WHAT TO WORK ON:
Repeat the records verbatim and leave the pictures out of your copy.

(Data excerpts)
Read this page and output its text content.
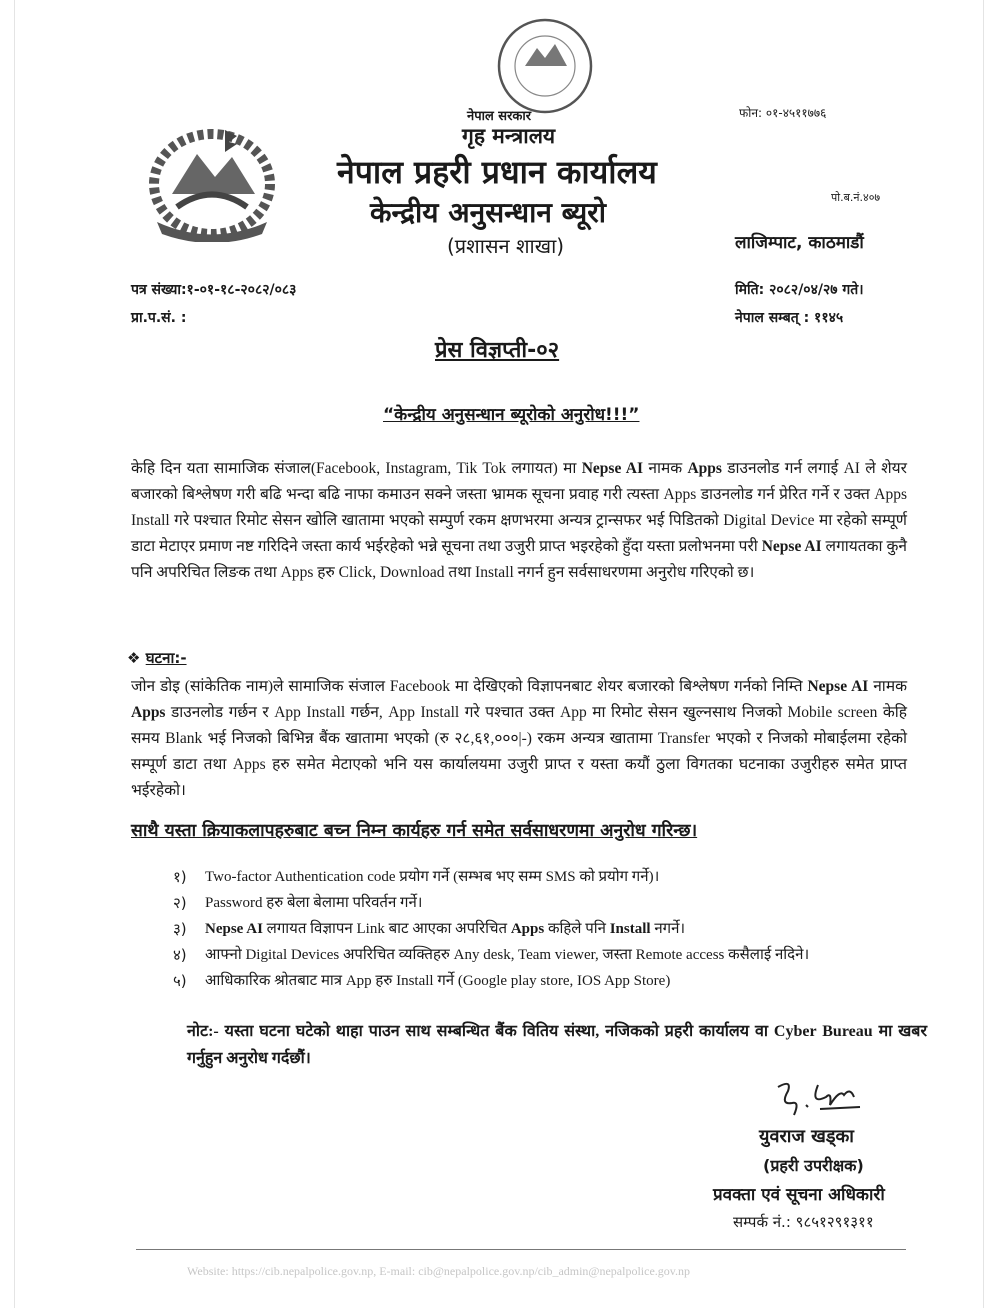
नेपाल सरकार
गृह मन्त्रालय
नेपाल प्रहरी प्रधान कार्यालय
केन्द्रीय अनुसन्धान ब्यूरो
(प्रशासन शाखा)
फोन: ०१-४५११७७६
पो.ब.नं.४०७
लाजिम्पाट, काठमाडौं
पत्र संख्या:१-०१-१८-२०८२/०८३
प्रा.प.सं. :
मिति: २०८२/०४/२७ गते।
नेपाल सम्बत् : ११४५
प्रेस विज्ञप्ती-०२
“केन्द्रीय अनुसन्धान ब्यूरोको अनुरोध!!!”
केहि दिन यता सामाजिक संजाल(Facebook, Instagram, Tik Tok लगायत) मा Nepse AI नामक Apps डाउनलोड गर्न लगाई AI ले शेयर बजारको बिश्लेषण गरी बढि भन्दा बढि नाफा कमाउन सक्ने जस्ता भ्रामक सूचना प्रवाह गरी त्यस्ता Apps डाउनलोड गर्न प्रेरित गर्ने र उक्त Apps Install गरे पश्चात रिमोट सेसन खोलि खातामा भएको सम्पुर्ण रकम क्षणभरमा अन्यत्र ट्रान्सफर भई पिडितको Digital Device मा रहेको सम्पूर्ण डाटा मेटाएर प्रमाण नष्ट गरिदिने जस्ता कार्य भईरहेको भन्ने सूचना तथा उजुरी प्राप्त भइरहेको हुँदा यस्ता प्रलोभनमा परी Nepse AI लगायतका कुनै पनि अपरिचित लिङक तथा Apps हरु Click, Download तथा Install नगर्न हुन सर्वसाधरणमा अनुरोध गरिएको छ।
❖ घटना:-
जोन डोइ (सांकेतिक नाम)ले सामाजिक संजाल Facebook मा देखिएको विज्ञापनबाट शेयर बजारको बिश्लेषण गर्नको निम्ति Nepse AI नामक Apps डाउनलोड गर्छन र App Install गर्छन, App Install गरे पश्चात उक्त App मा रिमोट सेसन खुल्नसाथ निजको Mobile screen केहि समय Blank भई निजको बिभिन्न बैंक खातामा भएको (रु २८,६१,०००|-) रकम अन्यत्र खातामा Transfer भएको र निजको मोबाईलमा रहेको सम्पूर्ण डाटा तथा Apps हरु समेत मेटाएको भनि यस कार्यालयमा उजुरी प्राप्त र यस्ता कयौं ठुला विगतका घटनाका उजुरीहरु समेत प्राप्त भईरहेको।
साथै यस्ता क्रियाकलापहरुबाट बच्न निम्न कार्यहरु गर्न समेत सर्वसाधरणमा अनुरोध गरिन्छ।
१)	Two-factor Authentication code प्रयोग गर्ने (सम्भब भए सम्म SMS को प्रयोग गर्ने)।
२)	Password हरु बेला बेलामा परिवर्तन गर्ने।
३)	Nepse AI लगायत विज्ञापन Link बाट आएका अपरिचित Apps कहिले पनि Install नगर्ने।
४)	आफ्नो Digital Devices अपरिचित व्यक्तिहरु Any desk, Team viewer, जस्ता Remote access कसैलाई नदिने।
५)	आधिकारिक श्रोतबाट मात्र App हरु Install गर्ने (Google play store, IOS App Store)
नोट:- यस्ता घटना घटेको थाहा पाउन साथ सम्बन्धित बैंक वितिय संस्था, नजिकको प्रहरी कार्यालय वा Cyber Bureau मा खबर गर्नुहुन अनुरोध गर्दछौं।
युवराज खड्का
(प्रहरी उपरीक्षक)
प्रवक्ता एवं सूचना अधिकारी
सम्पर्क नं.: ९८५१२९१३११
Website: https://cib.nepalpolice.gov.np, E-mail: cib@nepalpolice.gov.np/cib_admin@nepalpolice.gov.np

THE SOLUTION:
Read this page and output its text content.
नेपाल सरकार
गृह मन्त्रालय
नेपाल प्रहरी प्रधान कार्यालय
केन्द्रीय अनुसन्धान ब्यूरो
(प्रशासन शाखा)
फोन: ०१-४५११७७६
पो.ब.नं.४०७
लाजिम्पाट, काठमाडौं
पत्र संख्या:१-०१-१८-२०८२/०८३
प्रा.प.सं. :
मिति: २०८२/०४/२७ गते।
नेपाल सम्बत् : ११४५
प्रेस विज्ञप्ती-०२
“केन्द्रीय अनुसन्धान ब्यूरोको अनुरोध!!!”
केहि दिन यता सामाजिक संजाल(Facebook, Instagram, Tik Tok लगायत) मा Nepse AI नामक Apps डाउनलोड गर्न लगाई AI ले शेयर बजारको बिश्लेषण गरी बढि भन्दा बढि नाफा कमाउन सक्ने जस्ता भ्रामक सूचना प्रवाह गरी त्यस्ता Apps डाउनलोड गर्न प्रेरित गर्ने र उक्त Apps Install गरे पश्चात रिमोट सेसन खोलि खातामा भएको सम्पुर्ण रकम क्षणभरमा अन्यत्र ट्रान्सफर भई पिडितको Digital Device मा रहेको सम्पूर्ण डाटा मेटाएर प्रमाण नष्ट गरिदिने जस्ता कार्य भईरहेको भन्ने सूचना तथा उजुरी प्राप्त भइरहेको हुँदा यस्ता प्रलोभनमा परी Nepse AI लगायतका कुनै पनि अपरिचित लिङक तथा Apps हरु Click, Download तथा Install नगर्न हुन सर्वसाधरणमा अनुरोध गरिएको छ।
❖ घटना:-
जोन डोइ (सांकेतिक नाम)ले सामाजिक संजाल Facebook मा देखिएको विज्ञापनबाट शेयर बजारको बिश्लेषण गर्नको निम्ति Nepse AI नामक Apps डाउनलोड गर्छन र App Install गर्छन, App Install गरे पश्चात उक्त App मा रिमोट सेसन खुल्नसाथ निजको Mobile screen केहि समय Blank भई निजको बिभिन्न बैंक खातामा भएको (रु २८,६१,०००|-) रकम अन्यत्र खातामा Transfer भएको र निजको मोबाईलमा रहेको सम्पूर्ण डाटा तथा Apps हरु समेत मेटाएको भनि यस कार्यालयमा उजुरी प्राप्त र यस्ता कयौं ठुला विगतका घटनाका उजुरीहरु समेत प्राप्त भईरहेको।
साथै यस्ता क्रियाकलापहरुबाट बच्न निम्न कार्यहरु गर्न समेत सर्वसाधरणमा अनुरोध गरिन्छ।
१)	Two-factor Authentication code प्रयोग गर्ने (सम्भब भए सम्म SMS को प्रयोग गर्ने)।
२)	Password हरु बेला बेलामा परिवर्तन गर्ने।
३)	Nepse AI लगायत विज्ञापन Link बाट आएका अपरिचित Apps कहिले पनि Install नगर्ने।
४)	आफ्नो Digital Devices अपरिचित व्यक्तिहरु Any desk, Team viewer, जस्ता Remote access कसैलाई नदिने।
५)	आधिकारिक श्रोतबाट मात्र App हरु Install गर्ने (Google play store, IOS App Store)
नोट:- यस्ता घटना घटेको थाहा पाउन साथ सम्बन्धित बैंक वितिय संस्था, नजिकको प्रहरी कार्यालय वा Cyber Bureau मा खबर गर्नुहुन अनुरोध गर्दछौं।
युवराज खड्का
(प्रहरी उपरीक्षक)
प्रवक्ता एवं सूचना अधिकारी
सम्पर्क नं.: ९८५१२९१३११
Website: https://cib.nepalpolice.gov.np, E-mail: cib@nepalpolice.gov.np/cib_admin@nepalpolice.gov.np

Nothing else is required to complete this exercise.